Stored data:
★ ★ ★ ★ ★ ★ ★

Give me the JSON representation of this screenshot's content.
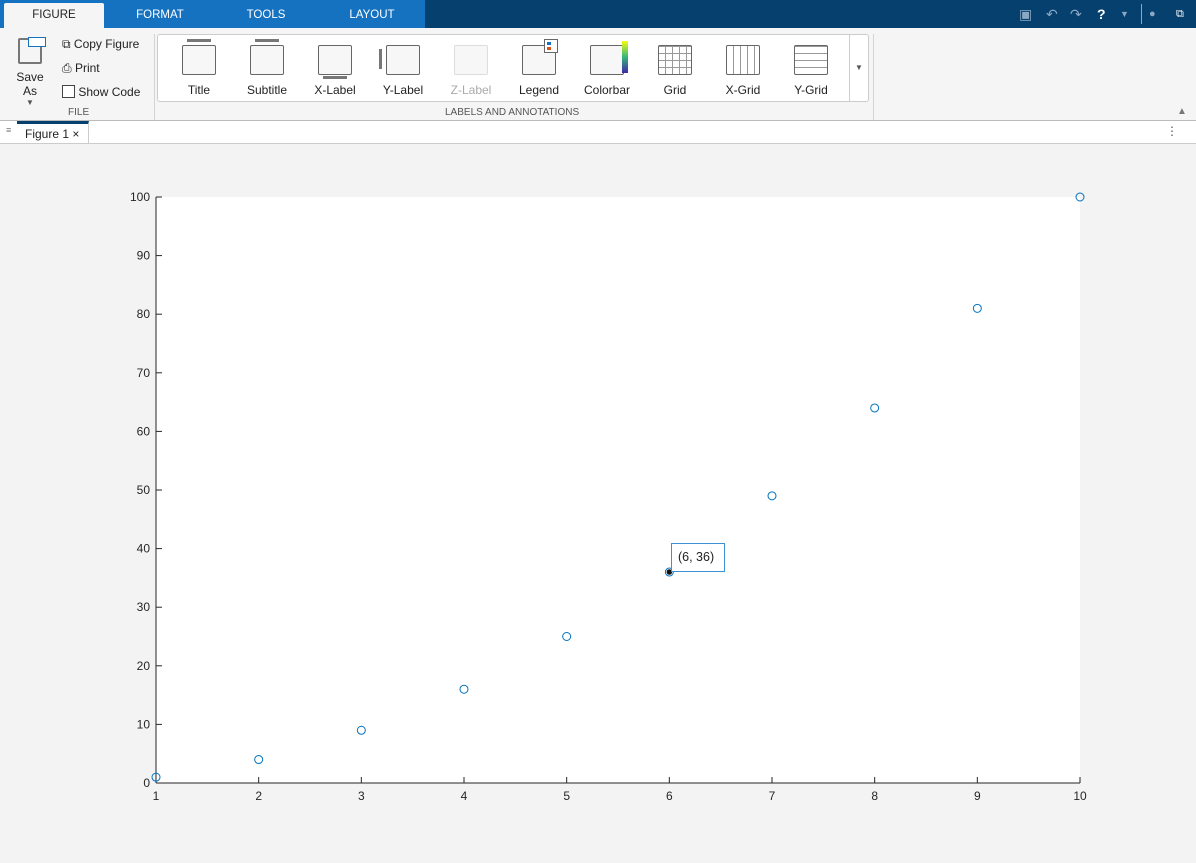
{
  "toolstrip": {
    "tabs": [
      "FIGURE",
      "FORMAT",
      "TOOLS",
      "LAYOUT"
    ],
    "active_tab": "FIGURE"
  },
  "file": {
    "save_as": "Save As",
    "copy_figure": "Copy Figure",
    "print": "Print",
    "show_code": "Show Code",
    "section": "FILE"
  },
  "annotations": {
    "items": [
      "Title",
      "Subtitle",
      "X-Label",
      "Y-Label",
      "Z-Label",
      "Legend",
      "Colorbar",
      "Grid",
      "X-Grid",
      "Y-Grid"
    ],
    "section": "LABELS AND ANNOTATIONS"
  },
  "document": {
    "tab": "Figure 1"
  },
  "datatip": {
    "label": "(6, 36)"
  },
  "chart_data": {
    "type": "scatter",
    "x": [
      1,
      2,
      3,
      4,
      5,
      6,
      7,
      8,
      9,
      10
    ],
    "y": [
      1,
      4,
      9,
      16,
      25,
      36,
      49,
      64,
      81,
      100
    ],
    "xlim": [
      1,
      10
    ],
    "ylim": [
      0,
      100
    ],
    "xticks": [
      1,
      2,
      3,
      4,
      5,
      6,
      7,
      8,
      9,
      10
    ],
    "yticks": [
      0,
      10,
      20,
      30,
      40,
      50,
      60,
      70,
      80,
      90,
      100
    ],
    "marker_color": "#0072bd",
    "grid": false,
    "highlighted_point": [
      6,
      36
    ]
  }
}
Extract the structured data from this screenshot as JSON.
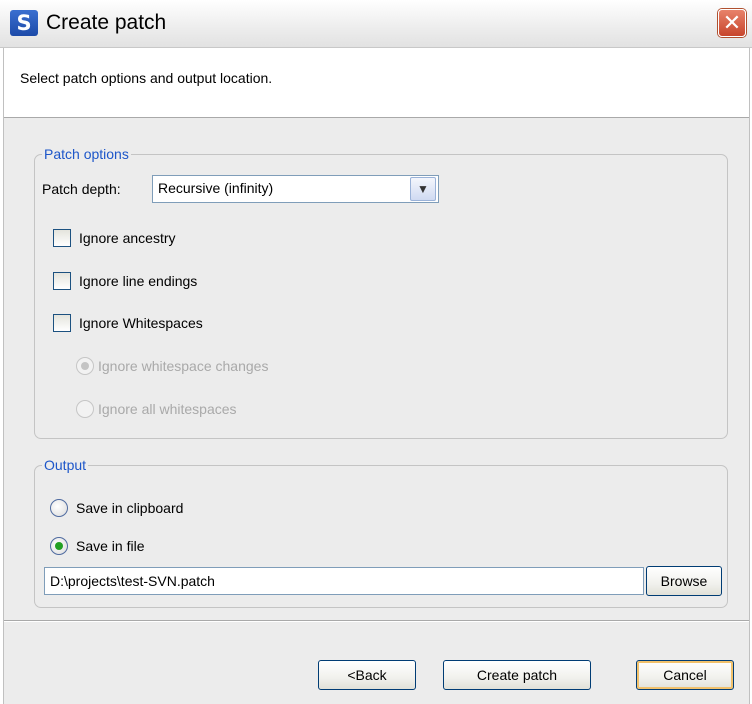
{
  "window": {
    "title": "Create patch",
    "app_icon_letter": "S",
    "close_glyph": "✕"
  },
  "header": {
    "description": "Select patch options and output location."
  },
  "patch_options": {
    "legend": "Patch options",
    "depth_label": "Patch depth:",
    "depth_value": "Recursive (infinity)",
    "ignore_ancestry": "Ignore ancestry",
    "ignore_line_endings": "Ignore line endings",
    "ignore_whitespaces": "Ignore Whitespaces",
    "ignore_whitespace_changes": "Ignore whitespace changes",
    "ignore_all_whitespaces": "Ignore all whitespaces"
  },
  "output": {
    "legend": "Output",
    "save_clipboard": "Save in clipboard",
    "save_file": "Save in file",
    "file_path": "D:\\projects\\test-SVN.patch",
    "browse": "Browse",
    "selected": "save_file"
  },
  "buttons": {
    "back": "<Back",
    "create": "Create patch",
    "cancel": "Cancel"
  },
  "icons": {
    "dropdown": "chevron-down-icon",
    "close": "close-icon"
  }
}
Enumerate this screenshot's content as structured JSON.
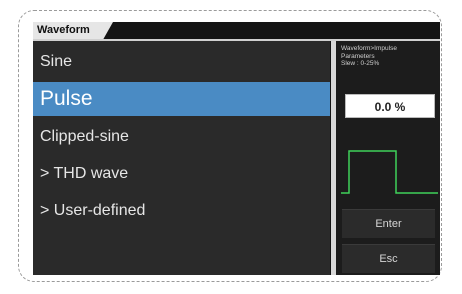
{
  "title": "Waveform",
  "menu": {
    "items": [
      {
        "label": "Sine"
      },
      {
        "label": "Pulse"
      },
      {
        "label": "Clipped-sine"
      },
      {
        "label": "> THD wave"
      },
      {
        "label": "> User-defined"
      }
    ],
    "selected": "Pulse"
  },
  "side": {
    "info_lines": [
      "Waveform>Impulse",
      "Parameters",
      "Slew : 0-25%"
    ],
    "value": "0.0 %",
    "enter_label": "Enter",
    "esc_label": "Esc"
  },
  "colors": {
    "accent": "#4a8bc4",
    "waveform": "#3fd25a"
  }
}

★ ★ ★ ★ ★ ★ ★

▶ [Stated task]: Reproduce exactly, without any picture, the lines from the one bearing "Extract the structured" to the last line of the records above.

▶ [Response below]:
Extract the structured data from this screenshot as JSON.
{
  "window": {
    "title": "Create patch",
    "app_icon_letter": "S",
    "close_glyph": "✕"
  },
  "header": {
    "description": "Select patch options and output location."
  },
  "patch_options": {
    "legend": "Patch options",
    "depth_label": "Patch depth:",
    "depth_value": "Recursive (infinity)",
    "ignore_ancestry": "Ignore ancestry",
    "ignore_line_endings": "Ignore line endings",
    "ignore_whitespaces": "Ignore Whitespaces",
    "ignore_whitespace_changes": "Ignore whitespace changes",
    "ignore_all_whitespaces": "Ignore all whitespaces"
  },
  "output": {
    "legend": "Output",
    "save_clipboard": "Save in clipboard",
    "save_file": "Save in file",
    "file_path": "D:\\projects\\test-SVN.patch",
    "browse": "Browse",
    "selected": "save_file"
  },
  "buttons": {
    "back": "<Back",
    "create": "Create patch",
    "cancel": "Cancel"
  },
  "icons": {
    "dropdown": "chevron-down-icon",
    "close": "close-icon"
  }
}
Enumerate this screenshot's content as structured JSON.
{
  "title": "Waveform",
  "menu": {
    "items": [
      {
        "label": "Sine"
      },
      {
        "label": "Pulse"
      },
      {
        "label": "Clipped-sine"
      },
      {
        "label": "> THD wave"
      },
      {
        "label": "> User-defined"
      }
    ],
    "selected": "Pulse"
  },
  "side": {
    "info_lines": [
      "Waveform>Impulse",
      "Parameters",
      "Slew : 0-25%"
    ],
    "value": "0.0 %",
    "enter_label": "Enter",
    "esc_label": "Esc"
  },
  "colors": {
    "accent": "#4a8bc4",
    "waveform": "#3fd25a"
  }
}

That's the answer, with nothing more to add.